>> begin
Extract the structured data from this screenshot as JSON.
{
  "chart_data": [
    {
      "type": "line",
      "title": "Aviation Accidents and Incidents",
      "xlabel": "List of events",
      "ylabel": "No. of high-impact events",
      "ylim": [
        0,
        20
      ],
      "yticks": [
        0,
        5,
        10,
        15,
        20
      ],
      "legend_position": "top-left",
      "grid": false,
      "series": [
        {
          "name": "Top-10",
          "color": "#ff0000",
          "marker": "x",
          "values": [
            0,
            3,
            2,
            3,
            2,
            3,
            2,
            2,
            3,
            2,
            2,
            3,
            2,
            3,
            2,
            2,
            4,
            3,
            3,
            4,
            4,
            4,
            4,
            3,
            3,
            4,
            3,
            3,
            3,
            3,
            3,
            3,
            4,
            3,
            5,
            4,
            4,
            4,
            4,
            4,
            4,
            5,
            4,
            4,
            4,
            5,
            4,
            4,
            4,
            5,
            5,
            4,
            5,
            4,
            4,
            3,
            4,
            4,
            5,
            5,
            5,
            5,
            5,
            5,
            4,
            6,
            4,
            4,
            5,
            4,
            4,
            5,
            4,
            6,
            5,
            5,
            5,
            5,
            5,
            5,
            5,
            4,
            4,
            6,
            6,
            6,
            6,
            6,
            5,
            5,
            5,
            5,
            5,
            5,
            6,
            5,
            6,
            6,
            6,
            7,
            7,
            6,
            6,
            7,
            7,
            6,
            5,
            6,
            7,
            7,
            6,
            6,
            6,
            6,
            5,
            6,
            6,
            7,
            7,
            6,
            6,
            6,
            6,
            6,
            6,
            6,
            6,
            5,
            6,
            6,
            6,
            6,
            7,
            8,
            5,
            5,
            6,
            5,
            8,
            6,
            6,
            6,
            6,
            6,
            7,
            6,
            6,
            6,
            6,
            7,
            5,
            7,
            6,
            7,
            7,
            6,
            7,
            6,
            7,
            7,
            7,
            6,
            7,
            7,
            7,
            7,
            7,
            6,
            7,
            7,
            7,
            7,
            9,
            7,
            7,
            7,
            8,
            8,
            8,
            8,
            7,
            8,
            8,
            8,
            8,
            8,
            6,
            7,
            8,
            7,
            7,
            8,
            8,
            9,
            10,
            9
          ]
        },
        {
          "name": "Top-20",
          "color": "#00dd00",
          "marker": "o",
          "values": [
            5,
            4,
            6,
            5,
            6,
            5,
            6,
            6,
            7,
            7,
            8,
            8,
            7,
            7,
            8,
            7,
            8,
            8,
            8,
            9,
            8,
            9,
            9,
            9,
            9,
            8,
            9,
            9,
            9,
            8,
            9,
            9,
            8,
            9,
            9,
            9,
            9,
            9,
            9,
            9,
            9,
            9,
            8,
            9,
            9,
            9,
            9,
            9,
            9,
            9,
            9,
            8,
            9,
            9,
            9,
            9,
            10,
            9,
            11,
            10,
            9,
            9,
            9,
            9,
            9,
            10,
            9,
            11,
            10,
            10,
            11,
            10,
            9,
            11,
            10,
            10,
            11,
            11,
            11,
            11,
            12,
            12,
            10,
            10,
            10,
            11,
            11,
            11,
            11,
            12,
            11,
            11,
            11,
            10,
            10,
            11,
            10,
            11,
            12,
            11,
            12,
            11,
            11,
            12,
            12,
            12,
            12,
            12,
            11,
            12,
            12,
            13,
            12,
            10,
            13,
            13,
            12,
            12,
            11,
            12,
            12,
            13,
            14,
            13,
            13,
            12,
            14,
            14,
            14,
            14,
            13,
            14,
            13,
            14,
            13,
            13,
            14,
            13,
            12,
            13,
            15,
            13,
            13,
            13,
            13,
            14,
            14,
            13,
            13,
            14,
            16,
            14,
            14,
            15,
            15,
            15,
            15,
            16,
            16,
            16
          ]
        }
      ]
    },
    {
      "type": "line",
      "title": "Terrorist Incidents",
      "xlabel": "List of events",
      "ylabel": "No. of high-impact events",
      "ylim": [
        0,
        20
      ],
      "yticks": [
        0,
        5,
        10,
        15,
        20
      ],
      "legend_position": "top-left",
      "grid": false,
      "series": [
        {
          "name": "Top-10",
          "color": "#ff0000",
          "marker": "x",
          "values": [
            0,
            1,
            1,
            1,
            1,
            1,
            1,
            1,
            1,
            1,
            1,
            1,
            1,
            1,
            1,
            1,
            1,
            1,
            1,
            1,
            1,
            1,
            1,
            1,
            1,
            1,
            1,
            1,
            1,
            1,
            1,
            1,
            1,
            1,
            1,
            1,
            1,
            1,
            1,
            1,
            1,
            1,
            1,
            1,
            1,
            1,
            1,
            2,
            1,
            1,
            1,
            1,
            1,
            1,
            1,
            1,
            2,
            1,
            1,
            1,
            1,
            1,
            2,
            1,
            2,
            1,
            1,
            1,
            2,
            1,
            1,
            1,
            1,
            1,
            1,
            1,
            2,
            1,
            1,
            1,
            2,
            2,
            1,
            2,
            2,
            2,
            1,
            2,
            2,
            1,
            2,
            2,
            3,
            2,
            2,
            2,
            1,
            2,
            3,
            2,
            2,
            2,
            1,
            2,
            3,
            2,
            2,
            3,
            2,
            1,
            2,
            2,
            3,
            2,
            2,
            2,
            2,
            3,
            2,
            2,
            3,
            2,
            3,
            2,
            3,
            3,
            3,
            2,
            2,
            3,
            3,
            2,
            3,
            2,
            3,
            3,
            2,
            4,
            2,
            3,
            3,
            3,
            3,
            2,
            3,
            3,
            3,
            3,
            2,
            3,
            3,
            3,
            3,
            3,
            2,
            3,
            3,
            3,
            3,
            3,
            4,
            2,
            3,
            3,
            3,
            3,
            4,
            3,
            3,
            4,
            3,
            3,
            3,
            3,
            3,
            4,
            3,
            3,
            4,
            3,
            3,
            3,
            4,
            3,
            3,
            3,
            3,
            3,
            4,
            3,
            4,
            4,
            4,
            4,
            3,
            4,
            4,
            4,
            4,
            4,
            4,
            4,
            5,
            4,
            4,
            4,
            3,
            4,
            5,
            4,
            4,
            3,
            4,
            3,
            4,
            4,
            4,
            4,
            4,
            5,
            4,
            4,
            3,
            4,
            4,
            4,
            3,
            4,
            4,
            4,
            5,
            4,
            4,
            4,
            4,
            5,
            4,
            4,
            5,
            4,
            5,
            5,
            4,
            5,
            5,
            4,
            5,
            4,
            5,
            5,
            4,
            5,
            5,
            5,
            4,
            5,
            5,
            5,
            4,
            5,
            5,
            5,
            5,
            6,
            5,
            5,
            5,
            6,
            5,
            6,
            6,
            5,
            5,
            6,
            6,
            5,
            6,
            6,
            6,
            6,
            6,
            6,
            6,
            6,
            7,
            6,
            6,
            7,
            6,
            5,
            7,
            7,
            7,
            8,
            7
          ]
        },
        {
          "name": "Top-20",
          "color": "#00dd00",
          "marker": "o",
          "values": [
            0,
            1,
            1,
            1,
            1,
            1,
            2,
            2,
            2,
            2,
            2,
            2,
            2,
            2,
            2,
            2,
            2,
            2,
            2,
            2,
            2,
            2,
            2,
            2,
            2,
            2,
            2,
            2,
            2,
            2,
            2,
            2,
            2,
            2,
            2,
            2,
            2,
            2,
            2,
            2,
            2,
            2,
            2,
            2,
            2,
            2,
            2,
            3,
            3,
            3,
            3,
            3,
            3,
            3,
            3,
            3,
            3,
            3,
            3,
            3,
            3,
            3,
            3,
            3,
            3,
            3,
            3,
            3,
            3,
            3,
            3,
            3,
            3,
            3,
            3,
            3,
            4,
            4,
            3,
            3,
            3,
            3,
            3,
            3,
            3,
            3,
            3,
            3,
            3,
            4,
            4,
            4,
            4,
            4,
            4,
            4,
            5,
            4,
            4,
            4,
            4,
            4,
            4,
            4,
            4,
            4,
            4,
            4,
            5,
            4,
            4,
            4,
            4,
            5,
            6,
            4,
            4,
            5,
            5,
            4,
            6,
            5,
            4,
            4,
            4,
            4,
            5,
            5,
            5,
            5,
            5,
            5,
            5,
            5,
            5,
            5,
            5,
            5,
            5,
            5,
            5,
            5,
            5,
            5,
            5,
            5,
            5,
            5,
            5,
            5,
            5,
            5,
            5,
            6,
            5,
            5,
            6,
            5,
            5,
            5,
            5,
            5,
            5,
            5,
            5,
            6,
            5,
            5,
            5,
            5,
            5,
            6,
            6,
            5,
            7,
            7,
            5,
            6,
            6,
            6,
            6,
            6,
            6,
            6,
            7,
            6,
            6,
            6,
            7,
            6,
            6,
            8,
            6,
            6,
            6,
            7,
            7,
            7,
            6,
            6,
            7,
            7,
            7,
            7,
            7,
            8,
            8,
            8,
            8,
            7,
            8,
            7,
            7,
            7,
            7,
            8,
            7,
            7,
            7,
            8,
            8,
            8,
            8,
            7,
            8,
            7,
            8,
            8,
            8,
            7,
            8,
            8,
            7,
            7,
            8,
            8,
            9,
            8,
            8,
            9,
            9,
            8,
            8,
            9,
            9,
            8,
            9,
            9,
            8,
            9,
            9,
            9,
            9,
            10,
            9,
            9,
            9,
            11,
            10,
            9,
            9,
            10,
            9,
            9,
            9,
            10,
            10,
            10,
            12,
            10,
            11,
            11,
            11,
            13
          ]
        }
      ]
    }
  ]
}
>> end
** PROBLEM DESCRIPTION **
Find each line with the string "Incidents" and copy it out.

** THE RESULT **
      "title": "Aviation Accidents and Incidents",
      "title": "Terrorist Incidents",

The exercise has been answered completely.